§ **TASK REQUIREMENTS**
All of the records below need to be returned exactly.
** Opening DATA EXTRACT block **
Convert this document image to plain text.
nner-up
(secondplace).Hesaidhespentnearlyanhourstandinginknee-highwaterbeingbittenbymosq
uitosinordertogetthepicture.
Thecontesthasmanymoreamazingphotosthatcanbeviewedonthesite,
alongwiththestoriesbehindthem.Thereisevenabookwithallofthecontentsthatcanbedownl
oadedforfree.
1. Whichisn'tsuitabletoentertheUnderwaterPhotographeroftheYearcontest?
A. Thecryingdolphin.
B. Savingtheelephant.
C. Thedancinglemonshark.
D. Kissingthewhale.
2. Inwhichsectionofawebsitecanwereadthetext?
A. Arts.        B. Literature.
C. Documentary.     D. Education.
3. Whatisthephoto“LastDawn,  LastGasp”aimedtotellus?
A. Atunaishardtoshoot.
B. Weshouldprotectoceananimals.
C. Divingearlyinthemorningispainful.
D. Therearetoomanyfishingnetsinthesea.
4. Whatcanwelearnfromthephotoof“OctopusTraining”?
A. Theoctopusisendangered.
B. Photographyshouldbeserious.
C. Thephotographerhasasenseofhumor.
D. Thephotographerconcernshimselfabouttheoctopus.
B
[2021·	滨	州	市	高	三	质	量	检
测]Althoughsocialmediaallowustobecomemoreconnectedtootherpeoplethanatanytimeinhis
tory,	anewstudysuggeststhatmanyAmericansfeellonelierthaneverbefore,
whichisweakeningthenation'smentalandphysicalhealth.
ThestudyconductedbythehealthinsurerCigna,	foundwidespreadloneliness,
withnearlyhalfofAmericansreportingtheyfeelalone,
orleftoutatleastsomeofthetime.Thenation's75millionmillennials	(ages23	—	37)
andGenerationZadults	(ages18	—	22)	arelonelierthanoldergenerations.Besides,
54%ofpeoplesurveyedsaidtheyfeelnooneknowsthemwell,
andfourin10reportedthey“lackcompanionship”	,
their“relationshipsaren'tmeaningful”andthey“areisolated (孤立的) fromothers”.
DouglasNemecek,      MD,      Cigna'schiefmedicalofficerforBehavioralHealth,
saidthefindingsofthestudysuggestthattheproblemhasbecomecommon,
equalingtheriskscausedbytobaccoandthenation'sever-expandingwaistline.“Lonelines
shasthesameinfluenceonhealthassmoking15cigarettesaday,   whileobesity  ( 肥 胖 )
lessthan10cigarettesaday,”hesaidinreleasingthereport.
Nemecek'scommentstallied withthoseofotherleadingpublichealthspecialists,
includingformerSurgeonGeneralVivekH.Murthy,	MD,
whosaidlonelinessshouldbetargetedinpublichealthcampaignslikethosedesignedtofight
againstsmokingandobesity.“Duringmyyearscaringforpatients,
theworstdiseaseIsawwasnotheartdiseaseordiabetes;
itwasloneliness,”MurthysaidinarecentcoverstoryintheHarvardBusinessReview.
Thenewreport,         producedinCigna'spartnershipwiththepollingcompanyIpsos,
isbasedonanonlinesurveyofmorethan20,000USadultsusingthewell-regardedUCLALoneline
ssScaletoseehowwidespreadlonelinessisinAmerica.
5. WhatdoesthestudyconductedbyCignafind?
** Closing DATA EXTRACT block **
§ **EXERCISE RESPONSE**
Convert this document image to plain text.
nner-up
(secondplace).Hesaidhespentnearlyanhourstandinginknee-highwaterbeingbittenbymosq
uitosinordertogetthepicture.
Thecontesthasmanymoreamazingphotosthatcanbeviewedonthesite,
alongwiththestoriesbehindthem.Thereisevenabookwithallofthecontentsthatcanbedownl
oadedforfree.
1. Whichisn'tsuitabletoentertheUnderwaterPhotographeroftheYearcontest?
A. Thecryingdolphin.
B. Savingtheelephant.
C. Thedancinglemonshark.
D. Kissingthewhale.
2. Inwhichsectionofawebsitecanwereadthetext?
A. Arts.        B. Literature.
C. Documentary.     D. Education.
3. Whatisthephoto“LastDawn,  LastGasp”aimedtotellus?
A. Atunaishardtoshoot.
B. Weshouldprotectoceananimals.
C. Divingearlyinthemorningispainful.
D. Therearetoomanyfishingnetsinthesea.
4. Whatcanwelearnfromthephotoof“OctopusTraining”?
A. Theoctopusisendangered.
B. Photographyshouldbeserious.
C. Thephotographerhasasenseofhumor.
D. Thephotographerconcernshimselfabouttheoctopus.
B
[2021·	滨	州	市	高	三	质	量	检
测]Althoughsocialmediaallowustobecomemoreconnectedtootherpeoplethanatanytimeinhis
tory,	anewstudysuggeststhatmanyAmericansfeellonelierthaneverbefore,
whichisweakeningthenation'smentalandphysicalhealth.
ThestudyconductedbythehealthinsurerCigna,	foundwidespreadloneliness,
withnearlyhalfofAmericansreportingtheyfeelalone,
orleftoutatleastsomeofthetime.Thenation's75millionmillennials	(ages23	—	37)
andGenerationZadults	(ages18	—	22)	arelonelierthanoldergenerations.Besides,
54%ofpeoplesurveyedsaidtheyfeelnooneknowsthemwell,
andfourin10reportedthey“lackcompanionship”	,
their“relationshipsaren'tmeaningful”andthey“areisolated (孤立的) fromothers”.
DouglasNemecek,      MD,      Cigna'schiefmedicalofficerforBehavioralHealth,
saidthefindingsofthestudysuggestthattheproblemhasbecomecommon,
equalingtheriskscausedbytobaccoandthenation'sever-expandingwaistline.“Lonelines
shasthesameinfluenceonhealthassmoking15cigarettesaday,   whileobesity  ( 肥 胖 )
lessthan10cigarettesaday,”hesaidinreleasingthereport.
Nemecek'scommentstallied withthoseofotherleadingpublichealthspecialists,
includingformerSurgeonGeneralVivekH.Murthy,	MD,
whosaidlonelinessshouldbetargetedinpublichealthcampaignslikethosedesignedtofight
againstsmokingandobesity.“Duringmyyearscaringforpatients,
theworstdiseaseIsawwasnotheartdiseaseordiabetes;
itwasloneliness,”MurthysaidinarecentcoverstoryintheHarvardBusinessReview.
Thenewreport,         producedinCigna'spartnershipwiththepollingcompanyIpsos,
isbasedonanonlinesurveyofmorethan20,000USadultsusingthewell-regardedUCLALoneline
ssScaletoseehowwidespreadlonelinessisinAmerica.
5. WhatdoesthestudyconductedbyCignafind?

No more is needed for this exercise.